====== RECORDS SUPPLIED ======
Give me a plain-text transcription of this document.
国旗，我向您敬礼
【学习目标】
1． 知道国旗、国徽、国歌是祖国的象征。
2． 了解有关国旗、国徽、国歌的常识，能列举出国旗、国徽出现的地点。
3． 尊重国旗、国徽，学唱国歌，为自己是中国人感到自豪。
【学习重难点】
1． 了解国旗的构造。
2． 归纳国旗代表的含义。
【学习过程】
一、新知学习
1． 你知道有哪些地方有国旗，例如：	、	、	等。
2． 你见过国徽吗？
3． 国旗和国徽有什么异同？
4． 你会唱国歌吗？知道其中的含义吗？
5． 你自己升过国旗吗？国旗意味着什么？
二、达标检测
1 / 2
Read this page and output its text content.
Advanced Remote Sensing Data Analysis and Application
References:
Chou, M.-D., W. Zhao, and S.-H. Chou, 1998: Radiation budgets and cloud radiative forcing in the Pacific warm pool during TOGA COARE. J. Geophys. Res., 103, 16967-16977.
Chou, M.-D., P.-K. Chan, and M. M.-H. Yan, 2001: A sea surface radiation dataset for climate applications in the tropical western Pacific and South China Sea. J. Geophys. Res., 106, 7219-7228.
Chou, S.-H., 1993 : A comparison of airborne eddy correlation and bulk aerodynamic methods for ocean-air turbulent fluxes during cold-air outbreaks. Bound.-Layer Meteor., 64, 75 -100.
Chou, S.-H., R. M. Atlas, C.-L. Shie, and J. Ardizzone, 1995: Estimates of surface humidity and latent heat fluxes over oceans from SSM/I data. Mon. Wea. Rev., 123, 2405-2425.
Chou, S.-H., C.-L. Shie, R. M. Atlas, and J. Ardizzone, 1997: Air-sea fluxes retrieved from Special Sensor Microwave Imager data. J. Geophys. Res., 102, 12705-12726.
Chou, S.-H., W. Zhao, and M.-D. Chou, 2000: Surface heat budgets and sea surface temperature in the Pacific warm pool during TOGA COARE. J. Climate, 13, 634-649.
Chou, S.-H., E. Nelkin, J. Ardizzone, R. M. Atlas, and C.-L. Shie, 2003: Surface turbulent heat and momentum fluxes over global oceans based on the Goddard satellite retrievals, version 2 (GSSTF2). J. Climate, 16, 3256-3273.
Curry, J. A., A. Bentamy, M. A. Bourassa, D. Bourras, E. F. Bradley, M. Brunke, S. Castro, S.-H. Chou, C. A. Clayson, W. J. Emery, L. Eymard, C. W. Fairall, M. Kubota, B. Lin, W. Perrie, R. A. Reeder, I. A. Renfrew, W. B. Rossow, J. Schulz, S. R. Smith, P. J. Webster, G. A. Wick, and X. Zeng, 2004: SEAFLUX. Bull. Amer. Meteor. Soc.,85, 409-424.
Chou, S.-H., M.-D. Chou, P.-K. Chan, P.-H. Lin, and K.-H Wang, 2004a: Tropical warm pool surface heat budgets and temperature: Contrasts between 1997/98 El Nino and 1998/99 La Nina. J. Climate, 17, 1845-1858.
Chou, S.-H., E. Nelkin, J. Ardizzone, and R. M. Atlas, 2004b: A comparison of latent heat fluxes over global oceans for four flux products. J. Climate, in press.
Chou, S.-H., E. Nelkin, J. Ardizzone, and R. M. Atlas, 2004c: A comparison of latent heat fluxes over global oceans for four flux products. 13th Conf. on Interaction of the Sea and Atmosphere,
======
Count every line above that holds the string "Zhao" and give the total, nothing more.

2